# [Text extract]

┄┄┄┄┄┄

3-1. Sparse exponential family VI
treat as a sparse VI problem!
- \(w^{\star}=\underset{w \in \mathbb{R}^{N}}{\arg \min } \quad \mathrm{D}_{\mathrm{KL}}\left(\pi_{w} \mid \pi_{1}\right) \quad \text { s.t. } \quad w \geq 0,\mid \mid w \mid \mid _{0} \leq M\).
- \(\mathrm{D}_{\mathrm{KL}}\left(\pi_{w} \mid \pi_{1}\right)=\log Z(1)-\log Z(w)-\sum_{n=1}^{N}\left(1-w_{n}\right) \mathbb{E}_{w}\left[f_{n}(\theta)\right]\) ……… (a)
problem with (a) ?
- (1) \(Z(w)\) is unknown
- (2) computing the objective requires expectation under \(\pi_w\)
Propose New Algorithm!

┄┄┄┄┄┄

# [Exercise instructions]
A - Gather every line of the entries that contains the string "with". Case counts.
B - Carry on the passage on sparse exponential family VI from the point where it stops.

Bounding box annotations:
┄┄┄┄┄┄

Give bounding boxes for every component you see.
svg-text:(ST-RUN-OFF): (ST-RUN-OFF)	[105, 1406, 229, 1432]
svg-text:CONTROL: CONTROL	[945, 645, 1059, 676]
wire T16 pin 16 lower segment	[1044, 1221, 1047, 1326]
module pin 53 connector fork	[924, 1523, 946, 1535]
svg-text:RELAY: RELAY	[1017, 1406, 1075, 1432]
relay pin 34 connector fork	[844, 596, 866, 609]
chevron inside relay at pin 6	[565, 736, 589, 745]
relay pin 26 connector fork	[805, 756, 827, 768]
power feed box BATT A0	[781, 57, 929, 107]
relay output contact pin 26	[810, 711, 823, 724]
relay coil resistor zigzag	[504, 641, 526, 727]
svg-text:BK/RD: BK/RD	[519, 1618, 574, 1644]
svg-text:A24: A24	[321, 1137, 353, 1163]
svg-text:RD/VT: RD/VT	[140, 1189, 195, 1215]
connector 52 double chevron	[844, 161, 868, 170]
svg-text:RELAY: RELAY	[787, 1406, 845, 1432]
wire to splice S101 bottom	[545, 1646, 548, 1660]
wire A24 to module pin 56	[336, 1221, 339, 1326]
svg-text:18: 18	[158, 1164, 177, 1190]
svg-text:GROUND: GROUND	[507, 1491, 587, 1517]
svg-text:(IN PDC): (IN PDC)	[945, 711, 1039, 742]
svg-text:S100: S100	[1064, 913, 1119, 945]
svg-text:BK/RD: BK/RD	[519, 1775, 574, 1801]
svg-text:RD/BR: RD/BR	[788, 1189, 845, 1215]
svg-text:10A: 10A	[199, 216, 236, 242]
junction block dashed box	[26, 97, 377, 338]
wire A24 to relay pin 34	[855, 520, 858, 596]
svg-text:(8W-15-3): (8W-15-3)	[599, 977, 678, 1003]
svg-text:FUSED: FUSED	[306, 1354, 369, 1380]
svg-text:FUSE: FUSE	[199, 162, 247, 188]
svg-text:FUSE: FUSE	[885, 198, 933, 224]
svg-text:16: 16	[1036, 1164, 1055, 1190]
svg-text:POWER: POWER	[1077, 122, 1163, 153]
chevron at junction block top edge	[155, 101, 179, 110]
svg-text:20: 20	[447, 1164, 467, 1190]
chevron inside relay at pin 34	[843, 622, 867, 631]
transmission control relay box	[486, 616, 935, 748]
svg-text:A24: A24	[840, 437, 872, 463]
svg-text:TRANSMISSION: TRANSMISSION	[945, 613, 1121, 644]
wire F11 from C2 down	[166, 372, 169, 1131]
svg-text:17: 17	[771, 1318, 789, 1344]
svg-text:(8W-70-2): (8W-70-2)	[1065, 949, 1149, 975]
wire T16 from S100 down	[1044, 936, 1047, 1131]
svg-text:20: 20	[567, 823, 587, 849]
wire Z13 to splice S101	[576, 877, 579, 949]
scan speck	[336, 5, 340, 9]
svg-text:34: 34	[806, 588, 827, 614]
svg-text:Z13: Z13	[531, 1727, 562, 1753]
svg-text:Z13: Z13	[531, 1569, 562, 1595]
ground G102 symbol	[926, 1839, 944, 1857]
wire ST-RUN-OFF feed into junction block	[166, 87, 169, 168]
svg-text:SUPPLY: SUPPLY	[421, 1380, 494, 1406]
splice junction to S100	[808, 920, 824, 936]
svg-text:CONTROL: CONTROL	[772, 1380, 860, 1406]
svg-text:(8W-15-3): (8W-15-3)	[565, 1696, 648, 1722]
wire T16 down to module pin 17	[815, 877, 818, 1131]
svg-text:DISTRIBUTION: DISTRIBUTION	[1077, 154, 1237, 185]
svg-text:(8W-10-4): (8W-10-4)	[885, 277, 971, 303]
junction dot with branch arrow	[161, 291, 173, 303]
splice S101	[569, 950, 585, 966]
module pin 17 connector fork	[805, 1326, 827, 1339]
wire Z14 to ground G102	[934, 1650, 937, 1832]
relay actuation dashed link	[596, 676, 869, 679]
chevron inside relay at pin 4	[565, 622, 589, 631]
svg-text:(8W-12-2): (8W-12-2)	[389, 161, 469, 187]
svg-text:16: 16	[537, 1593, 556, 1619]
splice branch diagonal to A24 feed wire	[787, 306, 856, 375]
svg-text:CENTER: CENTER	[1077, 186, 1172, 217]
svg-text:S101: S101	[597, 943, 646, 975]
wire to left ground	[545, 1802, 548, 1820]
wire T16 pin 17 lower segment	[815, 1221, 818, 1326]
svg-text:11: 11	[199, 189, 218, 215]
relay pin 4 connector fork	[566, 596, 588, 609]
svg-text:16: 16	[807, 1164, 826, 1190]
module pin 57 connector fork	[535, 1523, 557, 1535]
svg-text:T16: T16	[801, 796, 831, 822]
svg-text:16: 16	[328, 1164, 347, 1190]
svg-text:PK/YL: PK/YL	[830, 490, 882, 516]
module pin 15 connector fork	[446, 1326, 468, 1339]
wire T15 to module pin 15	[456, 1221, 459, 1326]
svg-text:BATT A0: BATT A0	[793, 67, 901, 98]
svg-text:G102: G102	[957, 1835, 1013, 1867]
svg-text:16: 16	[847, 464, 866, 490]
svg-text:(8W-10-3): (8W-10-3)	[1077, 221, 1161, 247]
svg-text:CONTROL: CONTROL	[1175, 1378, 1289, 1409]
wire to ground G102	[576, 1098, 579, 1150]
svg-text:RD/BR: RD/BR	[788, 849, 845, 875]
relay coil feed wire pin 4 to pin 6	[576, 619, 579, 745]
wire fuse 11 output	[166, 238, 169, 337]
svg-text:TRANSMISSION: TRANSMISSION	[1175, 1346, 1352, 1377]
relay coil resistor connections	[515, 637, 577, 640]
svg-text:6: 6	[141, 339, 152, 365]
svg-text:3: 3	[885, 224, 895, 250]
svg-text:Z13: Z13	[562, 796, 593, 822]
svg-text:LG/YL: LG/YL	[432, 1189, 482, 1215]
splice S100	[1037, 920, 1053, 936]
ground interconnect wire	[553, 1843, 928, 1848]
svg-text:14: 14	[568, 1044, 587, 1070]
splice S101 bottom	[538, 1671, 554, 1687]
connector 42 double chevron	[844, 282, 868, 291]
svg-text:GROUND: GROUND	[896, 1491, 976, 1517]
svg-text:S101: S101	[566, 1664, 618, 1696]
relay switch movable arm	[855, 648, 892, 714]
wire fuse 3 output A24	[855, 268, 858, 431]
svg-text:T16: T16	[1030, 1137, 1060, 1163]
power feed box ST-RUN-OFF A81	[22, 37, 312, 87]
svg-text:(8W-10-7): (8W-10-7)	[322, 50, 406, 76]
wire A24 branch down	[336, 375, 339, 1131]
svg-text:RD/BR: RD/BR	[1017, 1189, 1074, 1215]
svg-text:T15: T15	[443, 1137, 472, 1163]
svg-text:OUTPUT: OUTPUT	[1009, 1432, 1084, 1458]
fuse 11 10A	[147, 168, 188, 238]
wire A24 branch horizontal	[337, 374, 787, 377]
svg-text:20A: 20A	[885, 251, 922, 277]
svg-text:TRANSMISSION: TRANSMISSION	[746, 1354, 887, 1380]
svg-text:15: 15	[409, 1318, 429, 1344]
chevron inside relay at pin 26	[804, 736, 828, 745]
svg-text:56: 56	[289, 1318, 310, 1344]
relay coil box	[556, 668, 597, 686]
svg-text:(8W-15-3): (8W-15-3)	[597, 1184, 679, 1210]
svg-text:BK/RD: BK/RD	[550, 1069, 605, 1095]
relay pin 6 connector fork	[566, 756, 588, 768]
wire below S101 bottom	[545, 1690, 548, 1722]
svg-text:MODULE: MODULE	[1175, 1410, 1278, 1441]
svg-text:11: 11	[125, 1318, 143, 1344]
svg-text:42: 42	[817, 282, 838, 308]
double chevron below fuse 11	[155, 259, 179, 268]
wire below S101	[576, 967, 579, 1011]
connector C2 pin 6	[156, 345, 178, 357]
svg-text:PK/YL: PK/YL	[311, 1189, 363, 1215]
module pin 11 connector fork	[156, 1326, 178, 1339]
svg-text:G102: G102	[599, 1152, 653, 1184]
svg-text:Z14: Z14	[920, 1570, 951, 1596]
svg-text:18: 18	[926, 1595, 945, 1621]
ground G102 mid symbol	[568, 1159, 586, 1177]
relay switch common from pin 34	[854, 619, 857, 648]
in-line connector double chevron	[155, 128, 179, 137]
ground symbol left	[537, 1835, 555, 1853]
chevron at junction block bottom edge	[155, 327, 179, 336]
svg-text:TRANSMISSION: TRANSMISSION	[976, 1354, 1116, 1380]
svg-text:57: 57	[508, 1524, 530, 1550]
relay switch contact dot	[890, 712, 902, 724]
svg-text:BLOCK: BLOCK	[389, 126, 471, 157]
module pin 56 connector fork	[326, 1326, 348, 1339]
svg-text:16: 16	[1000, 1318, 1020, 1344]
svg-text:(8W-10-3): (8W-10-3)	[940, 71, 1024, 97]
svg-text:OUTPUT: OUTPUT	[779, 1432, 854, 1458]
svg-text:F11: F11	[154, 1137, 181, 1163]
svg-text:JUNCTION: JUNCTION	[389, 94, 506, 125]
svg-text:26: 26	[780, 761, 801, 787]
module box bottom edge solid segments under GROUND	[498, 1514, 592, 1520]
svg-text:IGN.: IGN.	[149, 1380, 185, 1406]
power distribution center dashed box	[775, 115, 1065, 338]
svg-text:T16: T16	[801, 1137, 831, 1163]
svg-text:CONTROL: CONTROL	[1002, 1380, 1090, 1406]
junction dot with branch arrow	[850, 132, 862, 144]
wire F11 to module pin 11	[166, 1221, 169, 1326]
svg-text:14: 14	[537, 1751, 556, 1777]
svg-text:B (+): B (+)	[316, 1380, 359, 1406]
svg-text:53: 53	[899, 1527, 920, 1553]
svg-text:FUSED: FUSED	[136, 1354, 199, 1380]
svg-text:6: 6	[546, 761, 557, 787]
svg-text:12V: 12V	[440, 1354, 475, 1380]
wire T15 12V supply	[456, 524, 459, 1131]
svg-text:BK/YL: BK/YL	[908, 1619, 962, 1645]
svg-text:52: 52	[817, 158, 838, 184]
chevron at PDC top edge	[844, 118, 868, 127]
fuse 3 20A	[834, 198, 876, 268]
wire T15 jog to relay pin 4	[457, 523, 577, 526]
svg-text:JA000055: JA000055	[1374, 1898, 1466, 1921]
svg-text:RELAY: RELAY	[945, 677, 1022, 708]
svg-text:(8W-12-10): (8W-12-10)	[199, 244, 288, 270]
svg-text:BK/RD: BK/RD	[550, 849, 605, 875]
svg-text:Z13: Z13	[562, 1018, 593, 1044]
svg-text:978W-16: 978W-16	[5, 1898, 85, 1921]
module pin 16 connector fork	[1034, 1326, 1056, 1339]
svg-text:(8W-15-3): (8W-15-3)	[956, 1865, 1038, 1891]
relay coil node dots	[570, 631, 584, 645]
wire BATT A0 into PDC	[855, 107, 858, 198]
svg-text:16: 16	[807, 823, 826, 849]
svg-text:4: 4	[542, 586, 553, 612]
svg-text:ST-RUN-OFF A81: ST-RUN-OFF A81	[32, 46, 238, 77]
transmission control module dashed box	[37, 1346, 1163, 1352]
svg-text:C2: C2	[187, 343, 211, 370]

┄┄┄┄┄┄

# [Responses to the exercise]
A -
junction dot with branch arrow	[161, 291, 173, 303]
junction dot with branch arrow	[850, 132, 862, 144]

B -
- coresets from a sparse subset of an exponential family
- ( let \(f(\theta):=\left[\begin{array}{lll}f_{1}(\theta) \ldots f_{N}(\theta) \end{array}\right]^{T}\) )
- \(\pi_{w}(\theta):=\exp \left(w^{T} f(\theta)-\log Z(w)\right) \pi_{0}(\theta)\).
- properties of exponential family : \(\mathbb{E}_{w}[f(\theta)]=\nabla_{w} \log Z(w)\). …….. (b)
- Using (b)…
- before ) \(w^{\star}=\underset{w \in \mathbb{R}^{N}}{\arg \min } \quad \log Z(1)-\log Z(w)-\sum_{n=1}^{N}\left(1-w_{n}\right) \mathbb{E}_{w}\left[f_{n}(\theta)\right]\)
- after ) \(w^{\star}=\underset{w \in \mathbb{R}^{N}}{\arg \min } \log Z(1)-\log Z(w)-(1-w)^{T} \nabla_{w} \log Z(w)\).
Derivative of objective function ( KL-div )
-
\(\nabla_{w} \mathrm{D}_{\mathrm{KL}}\left(\pi_{w} \mid \pi_{1}\right)=-\nabla_{w}^{2} \log Z(w)(1-w)=-\operatorname{Cov}_{w}\left[f, f^{T}(1-w)\right]\).
-
That is..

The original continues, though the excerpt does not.